── Extracted entries ──

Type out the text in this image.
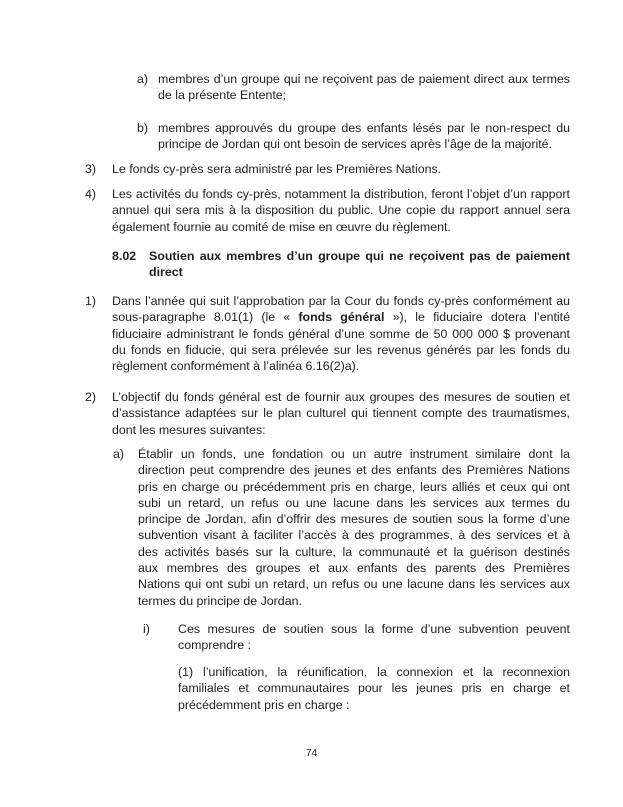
a) membres d’un groupe qui ne reçoivent pas de paiement direct aux termes
de la présente Entente;
b) membres approuvés du groupe des enfants lésés par le non-respect du
principe de Jordan qui ont besoin de services après l’âge de la majorité.
3) Le fonds cy-près sera administré par les Premières Nations.
4) Les activités du fonds cy-près, notamment la distribution, feront l’objet d’un rapport
annuel qui sera mis à la disposition du public. Une copie du rapport annuel sera
également fournie au comité de mise en œuvre du règlement.
8.02 Soutien aux membres d’un groupe qui ne reçoivent pas de paiement
direct
1) Dans l’année qui suit l’approbation par la Cour du fonds cy-près conformément au
sous-paragraphe 8.01(1) (le « fonds général »), le fiduciaire dotera l’entité
fiduciaire administrant le fonds général d’une somme de 50 000 000 $ provenant
du fonds en fiducie, qui sera prélevée sur les revenus générés par les fonds du
règlement conformément à l’alinéa 6.16(2)a).
2) L’objectif du fonds général est de fournir aux groupes des mesures de soutien et
d’assistance adaptées sur le plan culturel qui tiennent compte des traumatismes,
dont les mesures suivantes:
a) Établir un fonds, une fondation ou un autre instrument similaire dont la
direction peut comprendre des jeunes et des enfants des Premières Nations
pris en charge ou précédemment pris en charge, leurs alliés et ceux qui ont
subi un retard, un refus ou une lacune dans les services aux termes du
principe de Jordan, afin d’offrir des mesures de soutien sous la forme d’une
subvention visant à faciliter l’accès à des programmes, à des services et à
des activités basés sur la culture, la communauté et la guérison destinés
aux membres des groupes et aux enfants des parents des Premières
Nations qui ont subi un retard, un refus ou une lacune dans les services aux
termes du principe de Jordan.
i) Ces mesures de soutien sous la forme d’une subvention peuvent
comprendre :
(1) l’unification, la réunification, la connexion et la reconnexion
familiales et communautaires pour les jeunes pris en charge et
précédemment pris en charge :
74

───

Work to be completed
Go through the records and show every line with the string "subvention" in it.

Worked solution
subvention visant à faciliter l’accès à des programmes, à des services et à
i) Ces mesures de soutien sous la forme d’une subvention peuvent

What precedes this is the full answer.